WORK TO DO — Pick out every line holding the string "информационной" and copy it.

Data excerpts:
Begin

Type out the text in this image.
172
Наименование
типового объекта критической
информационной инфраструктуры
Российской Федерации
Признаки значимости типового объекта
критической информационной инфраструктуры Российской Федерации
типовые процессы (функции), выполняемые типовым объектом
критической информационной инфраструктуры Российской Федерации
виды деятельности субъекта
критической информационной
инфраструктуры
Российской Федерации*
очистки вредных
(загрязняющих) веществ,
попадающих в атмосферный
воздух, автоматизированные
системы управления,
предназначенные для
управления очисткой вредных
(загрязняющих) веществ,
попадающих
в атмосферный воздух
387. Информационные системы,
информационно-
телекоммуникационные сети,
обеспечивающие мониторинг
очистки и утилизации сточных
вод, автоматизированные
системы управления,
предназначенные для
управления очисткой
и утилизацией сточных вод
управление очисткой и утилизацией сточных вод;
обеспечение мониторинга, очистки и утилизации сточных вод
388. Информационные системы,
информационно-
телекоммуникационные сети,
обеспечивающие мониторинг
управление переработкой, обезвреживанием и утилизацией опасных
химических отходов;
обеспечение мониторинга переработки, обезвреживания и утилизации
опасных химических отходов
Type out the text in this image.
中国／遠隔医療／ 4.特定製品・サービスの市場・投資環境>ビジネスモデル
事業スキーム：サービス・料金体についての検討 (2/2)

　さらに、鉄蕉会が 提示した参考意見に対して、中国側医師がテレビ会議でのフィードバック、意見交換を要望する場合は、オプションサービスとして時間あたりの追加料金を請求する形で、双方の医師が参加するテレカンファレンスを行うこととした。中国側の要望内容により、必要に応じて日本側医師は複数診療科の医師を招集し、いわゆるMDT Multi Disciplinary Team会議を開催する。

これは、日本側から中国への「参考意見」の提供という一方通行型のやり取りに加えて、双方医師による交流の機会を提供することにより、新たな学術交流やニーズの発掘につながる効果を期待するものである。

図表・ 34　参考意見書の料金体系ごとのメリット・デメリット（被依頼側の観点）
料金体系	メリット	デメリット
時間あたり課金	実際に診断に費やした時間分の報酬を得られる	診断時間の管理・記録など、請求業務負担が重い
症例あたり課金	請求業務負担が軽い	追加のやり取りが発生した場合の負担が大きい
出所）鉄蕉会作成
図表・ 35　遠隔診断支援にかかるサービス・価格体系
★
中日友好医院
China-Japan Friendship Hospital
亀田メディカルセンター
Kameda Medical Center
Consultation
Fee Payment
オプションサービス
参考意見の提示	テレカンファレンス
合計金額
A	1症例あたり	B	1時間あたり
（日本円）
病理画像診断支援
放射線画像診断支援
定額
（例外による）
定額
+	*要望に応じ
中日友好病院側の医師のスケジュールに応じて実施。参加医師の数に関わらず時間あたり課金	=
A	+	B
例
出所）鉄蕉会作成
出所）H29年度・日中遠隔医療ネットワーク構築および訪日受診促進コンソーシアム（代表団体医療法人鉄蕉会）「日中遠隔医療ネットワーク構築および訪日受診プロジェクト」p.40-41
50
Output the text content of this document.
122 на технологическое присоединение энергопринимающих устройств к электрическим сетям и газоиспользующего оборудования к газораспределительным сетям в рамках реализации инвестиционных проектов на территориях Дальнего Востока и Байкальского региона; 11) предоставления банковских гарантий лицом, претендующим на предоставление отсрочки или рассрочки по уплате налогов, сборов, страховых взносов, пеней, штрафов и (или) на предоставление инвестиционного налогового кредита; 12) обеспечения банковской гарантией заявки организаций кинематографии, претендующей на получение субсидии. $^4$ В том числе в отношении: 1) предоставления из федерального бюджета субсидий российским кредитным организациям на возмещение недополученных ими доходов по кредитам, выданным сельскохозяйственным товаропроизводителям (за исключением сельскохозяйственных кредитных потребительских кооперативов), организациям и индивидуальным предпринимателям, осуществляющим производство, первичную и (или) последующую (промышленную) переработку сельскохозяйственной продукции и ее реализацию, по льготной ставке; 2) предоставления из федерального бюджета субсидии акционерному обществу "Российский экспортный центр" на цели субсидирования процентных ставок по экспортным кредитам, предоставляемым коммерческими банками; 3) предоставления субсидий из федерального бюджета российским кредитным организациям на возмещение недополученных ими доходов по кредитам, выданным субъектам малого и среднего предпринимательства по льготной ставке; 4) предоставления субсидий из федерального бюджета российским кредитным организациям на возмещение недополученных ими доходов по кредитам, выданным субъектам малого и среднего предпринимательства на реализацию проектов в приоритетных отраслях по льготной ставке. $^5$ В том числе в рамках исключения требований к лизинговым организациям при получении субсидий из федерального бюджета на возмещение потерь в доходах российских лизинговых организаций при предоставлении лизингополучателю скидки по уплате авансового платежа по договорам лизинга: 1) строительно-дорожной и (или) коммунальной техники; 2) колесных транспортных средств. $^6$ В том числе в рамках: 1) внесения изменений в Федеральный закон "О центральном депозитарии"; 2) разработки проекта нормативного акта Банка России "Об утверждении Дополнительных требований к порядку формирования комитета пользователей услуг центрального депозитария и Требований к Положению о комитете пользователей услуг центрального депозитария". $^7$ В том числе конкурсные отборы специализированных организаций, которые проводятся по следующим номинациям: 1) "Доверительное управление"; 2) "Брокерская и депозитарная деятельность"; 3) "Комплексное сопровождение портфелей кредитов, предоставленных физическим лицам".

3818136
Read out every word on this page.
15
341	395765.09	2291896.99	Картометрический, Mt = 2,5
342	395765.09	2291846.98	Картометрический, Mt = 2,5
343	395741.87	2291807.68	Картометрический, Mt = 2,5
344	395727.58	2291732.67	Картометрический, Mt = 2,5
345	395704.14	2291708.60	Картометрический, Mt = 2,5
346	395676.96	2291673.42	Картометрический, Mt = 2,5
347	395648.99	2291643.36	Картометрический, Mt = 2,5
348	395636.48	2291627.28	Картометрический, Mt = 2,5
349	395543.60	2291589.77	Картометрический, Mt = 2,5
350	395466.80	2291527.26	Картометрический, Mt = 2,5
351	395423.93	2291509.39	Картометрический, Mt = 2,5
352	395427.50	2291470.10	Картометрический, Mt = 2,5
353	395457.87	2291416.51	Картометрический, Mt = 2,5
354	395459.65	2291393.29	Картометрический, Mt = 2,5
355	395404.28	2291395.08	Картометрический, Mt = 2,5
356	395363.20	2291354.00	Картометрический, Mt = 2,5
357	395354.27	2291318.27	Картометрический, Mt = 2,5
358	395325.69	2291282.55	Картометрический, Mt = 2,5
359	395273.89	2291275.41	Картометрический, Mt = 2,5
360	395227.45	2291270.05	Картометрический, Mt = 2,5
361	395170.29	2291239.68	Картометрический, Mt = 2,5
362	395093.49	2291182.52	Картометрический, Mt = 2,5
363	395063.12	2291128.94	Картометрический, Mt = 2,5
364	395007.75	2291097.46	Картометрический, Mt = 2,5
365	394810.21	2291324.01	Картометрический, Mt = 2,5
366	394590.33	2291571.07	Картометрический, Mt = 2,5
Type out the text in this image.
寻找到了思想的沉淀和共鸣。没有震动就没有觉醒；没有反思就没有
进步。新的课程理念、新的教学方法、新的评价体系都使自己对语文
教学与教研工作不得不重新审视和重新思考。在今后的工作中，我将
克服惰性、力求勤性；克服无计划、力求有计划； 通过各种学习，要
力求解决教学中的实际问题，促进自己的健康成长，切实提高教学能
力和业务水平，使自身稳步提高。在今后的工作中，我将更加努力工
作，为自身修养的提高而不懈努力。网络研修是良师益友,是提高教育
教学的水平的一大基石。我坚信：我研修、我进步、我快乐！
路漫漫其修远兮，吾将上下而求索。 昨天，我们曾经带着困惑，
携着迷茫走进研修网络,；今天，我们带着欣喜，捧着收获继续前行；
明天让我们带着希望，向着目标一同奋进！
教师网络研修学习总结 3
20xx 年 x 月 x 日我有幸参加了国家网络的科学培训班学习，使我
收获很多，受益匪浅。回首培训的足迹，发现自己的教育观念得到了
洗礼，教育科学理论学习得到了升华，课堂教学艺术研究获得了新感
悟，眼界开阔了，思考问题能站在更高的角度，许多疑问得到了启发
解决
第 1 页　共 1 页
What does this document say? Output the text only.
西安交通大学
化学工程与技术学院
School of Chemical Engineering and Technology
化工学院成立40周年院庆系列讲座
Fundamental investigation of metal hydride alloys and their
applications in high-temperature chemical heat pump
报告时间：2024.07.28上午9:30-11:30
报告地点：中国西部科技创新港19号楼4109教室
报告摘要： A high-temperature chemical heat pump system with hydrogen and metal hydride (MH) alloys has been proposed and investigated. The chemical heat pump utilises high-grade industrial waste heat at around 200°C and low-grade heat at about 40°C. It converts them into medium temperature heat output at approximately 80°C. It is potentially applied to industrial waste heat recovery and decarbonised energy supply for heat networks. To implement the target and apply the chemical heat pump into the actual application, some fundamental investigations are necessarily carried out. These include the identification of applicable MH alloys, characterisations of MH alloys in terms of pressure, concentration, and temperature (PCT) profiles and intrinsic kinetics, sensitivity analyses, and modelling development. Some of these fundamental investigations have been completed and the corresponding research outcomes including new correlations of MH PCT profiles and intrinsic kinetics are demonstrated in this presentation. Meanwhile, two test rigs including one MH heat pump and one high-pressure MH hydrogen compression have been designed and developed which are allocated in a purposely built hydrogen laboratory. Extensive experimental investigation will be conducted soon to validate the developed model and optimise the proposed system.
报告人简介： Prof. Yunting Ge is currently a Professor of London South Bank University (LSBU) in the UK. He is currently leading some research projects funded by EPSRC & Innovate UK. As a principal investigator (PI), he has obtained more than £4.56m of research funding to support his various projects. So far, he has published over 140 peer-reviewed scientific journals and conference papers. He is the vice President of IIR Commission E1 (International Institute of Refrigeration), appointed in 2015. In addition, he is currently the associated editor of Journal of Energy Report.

End

SOLVED EXERCISE —
информационной инфраструктуры
критической информационной инфраструктуры Российской Федерации
критической информационной инфраструктуры Российской Федерации
критической информационной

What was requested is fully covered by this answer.